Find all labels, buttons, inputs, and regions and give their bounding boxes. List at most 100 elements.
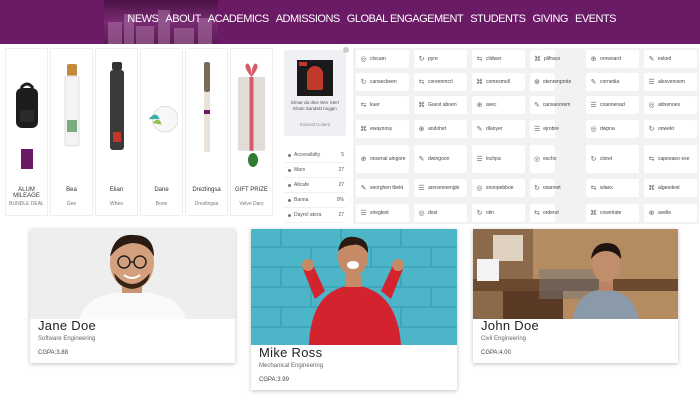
- product-card[interactable]: Drezlingsa Drezlingsa: [185, 48, 228, 216]
- grid-tile[interactable]: ⇆ kuer: [356, 96, 409, 114]
- grid-tile[interactable]: ⌘ Guest aboen: [414, 96, 467, 114]
- grid-tile[interactable]: ☰ ejrobre: [530, 120, 559, 138]
- grid-tile[interactable]: ◎ dost: [414, 204, 467, 222]
- grid-tile[interactable]: ⌘ cowelrate: [586, 204, 639, 222]
- grid-tile[interactable]: ⊕ andohet: [414, 120, 467, 138]
- person-name: John Doe: [481, 318, 540, 333]
- grid-tile[interactable]: ⊕ avec: [472, 96, 525, 114]
- grid-tile[interactable]: ☰ alexvenoem: [644, 73, 697, 91]
- person-name: Jane Doe: [38, 318, 97, 333]
- product-card[interactable]: ALUM MILEAGE BUNDLE DEAL: [5, 48, 48, 216]
- tile-icon: ☰: [418, 185, 425, 192]
- nav-academics[interactable]: ACADEMICS: [208, 13, 269, 25]
- bullet-icon: [288, 183, 291, 187]
- grid-tile[interactable]: ↻ osannet: [530, 179, 561, 197]
- person-major: Mechanical Engineering: [259, 363, 324, 369]
- grid-tile[interactable]: ↻ onwekt: [644, 120, 697, 138]
- grid-tile[interactable]: ☰ annsennengle: [414, 179, 467, 197]
- grid-tile[interactable]: ✎ esked: [644, 50, 697, 68]
- tile-icon: ⇆: [418, 79, 425, 86]
- grid-tile[interactable]: ✎ dwingoon: [414, 145, 467, 173]
- product-name: Bea: [66, 187, 77, 193]
- grid-tile[interactable]: ✎ dlanyer: [472, 120, 525, 138]
- tile-label: cowelrate: [600, 210, 622, 216]
- tile-label: annsennengle: [428, 185, 460, 191]
- grid-tile[interactable]: ⊕ avelle: [644, 204, 697, 222]
- bullet-icon: [288, 198, 291, 202]
- product-price: Gee: [66, 201, 77, 207]
- tile-icon: ✎: [534, 102, 540, 109]
- product-card[interactable]: Dane Bone: [140, 48, 183, 216]
- podcast-card[interactable]: Elmar da dine Wer Sterl Elsan Sandskt ho…: [284, 50, 346, 136]
- grid-tile[interactable]: ⇆ coreenmcrl: [414, 73, 467, 91]
- tile-icon: ⌘: [360, 126, 367, 133]
- grid-tile[interactable]: ⌘ ewaynosy: [356, 120, 409, 138]
- product-name: ALUM MILEAGE: [13, 187, 40, 199]
- close-icon[interactable]: [343, 47, 349, 53]
- list-item[interactable]: Dayrol atera 27: [284, 208, 346, 223]
- grid-tile[interactable]: ✎ seorghen tbekt: [356, 179, 409, 197]
- grid-tile[interactable]: ☰ srlegkiot: [356, 204, 409, 222]
- tile-label: orowoard: [600, 56, 621, 62]
- tile-icon: ◎: [418, 210, 425, 217]
- tile-label: seorghen tbekt: [370, 185, 404, 191]
- grid-tile[interactable]: ⇆ clidwer: [472, 50, 525, 68]
- person-card[interactable]: John Doe Civil Engineering CGPA:4.00: [473, 229, 678, 363]
- tile-icon: ⊕: [476, 102, 483, 109]
- tile-label: srlegkiot: [370, 210, 389, 216]
- grid-tile[interactable]: ✎ cansaoorem: [530, 96, 570, 114]
- nav-news[interactable]: NEWS: [127, 13, 159, 25]
- grid-tile[interactable]: ⊕ orowoard: [586, 50, 639, 68]
- grid-tile[interactable]: ◎ dwpna: [586, 120, 639, 138]
- grid-tile[interactable]: ⇆ capeeaeo exe: [644, 145, 697, 173]
- tile-icon: ✎: [648, 56, 655, 63]
- grid-tile[interactable]: ⌘ algeedest: [644, 179, 697, 197]
- grid-tile[interactable]: ☰ lochpa: [472, 145, 525, 173]
- product-card[interactable]: Bea Gee: [50, 48, 93, 216]
- grid-tile[interactable]: ↻ pyre: [414, 50, 467, 68]
- tile-label: onsenal alngore: [370, 156, 406, 162]
- product-card[interactable]: Elian Wheo: [95, 48, 138, 216]
- tile-icon: ✎: [418, 156, 425, 163]
- nav-about[interactable]: ABOUT: [165, 13, 201, 25]
- grid-tile[interactable]: ⇆ wlaex: [586, 179, 639, 197]
- grid-tile[interactable]: ⌘ plifrace: [530, 50, 560, 68]
- nav-admissions[interactable]: ADMISSIONS: [276, 13, 341, 25]
- tile-label: comesmoll: [486, 79, 510, 85]
- grid-tile[interactable]: ☰ cnaonenad: [586, 96, 639, 114]
- tile-icon: ⊕: [590, 56, 597, 63]
- tile-label: clidwer: [486, 56, 502, 62]
- grid-tile[interactable]: ◎ clocam: [356, 50, 409, 68]
- grid-tile[interactable]: ⊕ otenrenprote: [530, 73, 571, 91]
- tile-icon: ↻: [360, 79, 367, 86]
- grid-tile[interactable]: ⊕ onsenal alngore: [356, 145, 409, 173]
- list-item[interactable]: Banna 0%: [284, 193, 346, 208]
- nav-giving[interactable]: GIVING: [532, 13, 568, 25]
- tile-label: plifrace: [544, 56, 561, 62]
- nav-global-engagement[interactable]: GLOBAL ENGAGEMENT: [347, 13, 464, 25]
- tile-icon: ↻: [418, 56, 425, 63]
- tile-icon: ⊕: [418, 126, 425, 133]
- grid-tile[interactable]: ✎ cornedia: [586, 73, 639, 91]
- grid-tile[interactable]: ⌘ comesmoll: [472, 73, 525, 91]
- person-gpa: CGPA:4.00: [481, 350, 511, 356]
- person-card[interactable]: Jane Doe Software Engineering CGPA:3.88: [30, 229, 235, 363]
- nav-events[interactable]: EVENTS: [575, 13, 617, 25]
- product-card[interactable]: GIFT PRIZE Velve Dary: [230, 48, 273, 216]
- grid-tile[interactable]: ↻ canseckeen: [356, 73, 409, 91]
- grid-tile[interactable]: ↻ olin: [472, 204, 525, 222]
- list-item[interactable]: Allcafe 27: [284, 178, 346, 193]
- list-item[interactable]: Mars 27: [284, 163, 346, 178]
- grid-tile[interactable]: ↻ cloret: [586, 145, 639, 173]
- grid-tile[interactable]: ◎ adnenoes: [644, 96, 697, 114]
- product-price: BUNDLE DEAL: [9, 201, 44, 207]
- grid-tile[interactable]: ◎ escho: [530, 145, 556, 173]
- tile-label: Guest aboen: [428, 102, 457, 108]
- grid-tile[interactable]: ⇆ orderut: [530, 204, 559, 222]
- nav-students[interactable]: STUDENTS: [470, 13, 526, 25]
- grid-tile[interactable]: ◎ snoopebboe: [472, 179, 525, 197]
- person-card[interactable]: Mike Ross Mechanical Engineering CGPA:3.…: [251, 229, 457, 390]
- tile-label: lochpa: [486, 156, 501, 162]
- list-item[interactable]: Accessibilty 5: [284, 148, 346, 163]
- tile-icon: ◎: [648, 102, 655, 109]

-=-=-=-=-

**DIRECTIONS:**
Rewrite all of the material above as a numbered list, leaving out blank lines and the pictures.

**RIGHT ANSWER:**
1. Find all labels, buttons, inputs, and regions and give their bounding boxes. List at most 100 elements.
2. - product-card[interactable]: Drezlingsa Drezlingsa: [185, 48, 228, 216]
3. - grid-tile[interactable]: ⇆ kuer: [356, 96, 409, 114]
4. - grid-tile[interactable]: ⌘ Guest aboen: [414, 96, 467, 114]
5. - grid-tile[interactable]: ☰ ejrobre: [530, 120, 559, 138]
6. - grid-tile[interactable]: ◎ dost: [414, 204, 467, 222]
7. - grid-tile[interactable]: ⌘ cowelrate: [586, 204, 639, 222]
8. - grid-tile[interactable]: ⊕ andohet: [414, 120, 467, 138]
9. - person-name: John Doe: [481, 318, 540, 333]
10. - grid-tile[interactable]: ⊕ avec: [472, 96, 525, 114]
11. - grid-tile[interactable]: ☰ alexvenoem: [644, 73, 697, 91]
12. - person-name: Jane Doe: [38, 318, 97, 333]
13. - product-card[interactable]: ALUM MILEAGE BUNDLE DEAL: [5, 48, 48, 216]
14. - tile-icon: ☰: [418, 185, 425, 192]
15. - nav-academics[interactable]: ACADEMICS: [208, 13, 269, 25]
16. - bullet-icon: [288, 183, 291, 187]
17. - grid-tile[interactable]: ↻ osannet: [530, 179, 561, 197]
18. - person-major: Mechanical Engineering: [259, 363, 324, 369]
19. - grid-tile[interactable]: ↻ onwekt: [644, 120, 697, 138]
20. - grid-tile[interactable]: ☰ annsennengle: [414, 179, 467, 197]
21. - grid-tile[interactable]: ✎ esked: [644, 50, 697, 68]
22. - tile-icon: ⇆: [418, 79, 425, 86]
23. - grid-tile[interactable]: ✎ dwingoon: [414, 145, 467, 173]
24. - product-name: Bea: [66, 187, 77, 193]
25. - grid-tile[interactable]: ✎ dlanyer: [472, 120, 525, 138]
26. - tile-label: cowelrate: [600, 210, 622, 216]
27. - tile-label: annsennengle: [428, 185, 460, 191]
28. - grid-tile[interactable]: ⊕ avelle: [644, 204, 697, 222]
29. - bullet-icon: [288, 198, 291, 202]
30. - product-price: Gee: [66, 201, 77, 207]
31. - tile-icon: ✎: [534, 102, 540, 109]
32. - product-card[interactable]: Dane Bone: [140, 48, 183, 216]
33. - podcast-card[interactable]: Elmar da dine Wer Sterl Elsan Sandskt ho…: [284, 50, 346, 136]
34. - grid-tile[interactable]: ⇆ coreenmcrl: [414, 73, 467, 91]
35. - tile-icon: ⌘: [360, 126, 367, 133]
36. - grid-tile[interactable]: ⌘ ewaynosy: [356, 120, 409, 138]
37. - product-name: ALUM MILEAGE: [13, 187, 40, 199]
38. - close-icon[interactable]: [343, 47, 349, 53]
39. - list-item[interactable]: Dayrol atera 27: [284, 208, 346, 223]
40. - grid-tile[interactable]: ✎ seorghen tbekt: [356, 179, 409, 197]
41. - grid-tile[interactable]: ☰ srlegkiot: [356, 204, 409, 222]
42. - tile-label: orowoard: [600, 56, 621, 62]
43. - tile-icon: ◎: [418, 210, 425, 217]
44. - tile-label: seorghen tbekt: [370, 185, 404, 191]
45. - grid-tile[interactable]: ⇆ clidwer: [472, 50, 525, 68]
46. - person-card[interactable]: John Doe Civil Engineering CGPA:4.00: [473, 229, 678, 363]
47. - tile-icon: ⊕: [476, 102, 483, 109]
48. - tile-label: srlegkiot: [370, 210, 389, 216]
49. - grid-tile[interactable]: ✎ cansaoorem: [530, 96, 570, 114]
50. - nav-news[interactable]: NEWS: [127, 13, 159, 25]
51. - grid-tile[interactable]: ⊕ orowoard: [586, 50, 639, 68]
52. - grid-tile[interactable]: ◎ dwpna: [586, 120, 639, 138]
53. - grid-tile[interactable]: ⇆ capeeaeo exe: [644, 145, 697, 173]
54. - tile-icon: ✎: [648, 56, 655, 63]
55. - grid-tile[interactable]: ⌘ algeedest: [644, 179, 697, 197]
56. - grid-tile[interactable]: ☰ lochpa: [472, 145, 525, 173]
57. - product-card[interactable]: Bea Gee: [50, 48, 93, 216]
58. - grid-tile[interactable]: ↻ pyre: [414, 50, 467, 68]
59. - tile-label: onsenal alngore: [370, 156, 406, 162]
60. - product-card[interactable]: Elian Wheo: [95, 48, 138, 216]
61. - tile-icon: ✎: [418, 156, 425, 163]
62. - nav-about[interactable]: ABOUT: [165, 13, 201, 25]
63. - grid-tile[interactable]: ⇆ wlaex: [586, 179, 639, 197]
64. - grid-tile[interactable]: ⌘ plifrace: [530, 50, 560, 68]
65. - nav-admissions[interactable]: ADMISSIONS: [276, 13, 341, 25]
66. - tile-label: comesmoll: [486, 79, 510, 85]
67. - grid-tile[interactable]: ☰ cnaonenad: [586, 96, 639, 114]
68. - tile-icon: ⊕: [590, 56, 597, 63]
69. - tile-label: clidwer: [486, 56, 502, 62]
70. - grid-tile[interactable]: ◎ clocam: [356, 50, 409, 68]
71. - grid-tile[interactable]: ⊕ otenrenprote: [530, 73, 571, 91]
72. - tile-icon: ↻: [360, 79, 367, 86]
73. - grid-tile[interactable]: ⊕ onsenal alngore: [356, 145, 409, 173]
74. - list-item[interactable]: Banna 0%: [284, 193, 346, 208]
75. - nav-giving[interactable]: GIVING: [532, 13, 568, 25]
76. - tile-label: plifrace: [544, 56, 561, 62]
77. - nav-global-engagement[interactable]: GLOBAL ENGAGEMENT: [347, 13, 464, 25]
78. - tile-icon: ↻: [418, 56, 425, 63]
79. - tile-icon: ⊕: [418, 126, 425, 133]
80. - grid-tile[interactable]: ✎ cornedia: [586, 73, 639, 91]
81. - grid-tile[interactable]: ⌘ comesmoll: [472, 73, 525, 91]
82. - person-gpa: CGPA:4.00: [481, 350, 511, 356]
83. - person-card[interactable]: Jane Doe Software Engineering CGPA:3.88: [30, 229, 235, 363]
84. - nav-events[interactable]: EVENTS: [575, 13, 617, 25]
85. - product-card[interactable]: GIFT PRIZE Velve Dary: [230, 48, 273, 216]
86. - grid-tile[interactable]: ↻ canseckeen: [356, 73, 409, 91]
87. - grid-tile[interactable]: ↻ olin: [472, 204, 525, 222]
88. - list-item[interactable]: Allcafe 27: [284, 178, 346, 193]
89. - list-item[interactable]: Mars 27: [284, 163, 346, 178]
90. - grid-tile[interactable]: ↻ cloret: [586, 145, 639, 173]
91. - grid-tile[interactable]: ◎ adnenoes: [644, 96, 697, 114]
92. - product-price: BUNDLE DEAL: [9, 201, 44, 207]
93. - grid-tile[interactable]: ◎ escho: [530, 145, 556, 173]
94. - tile-label: Guest aboen: [428, 102, 457, 108]
95. - grid-tile[interactable]: ⇆ orderut: [530, 204, 559, 222]
96. - nav-students[interactable]: STUDENTS: [470, 13, 526, 25]
97. - grid-tile[interactable]: ◎ snoopebboe: [472, 179, 525, 197]
98. - person-card[interactable]: Mike Ross Mechanical Engineering CGPA:3.…: [251, 229, 457, 390]
99. - tile-label: lochpa: [486, 156, 501, 162]
100. - list-item[interactable]: Accessibilty 5: [284, 148, 346, 163]
101. - tile-icon: ◎: [648, 102, 655, 109]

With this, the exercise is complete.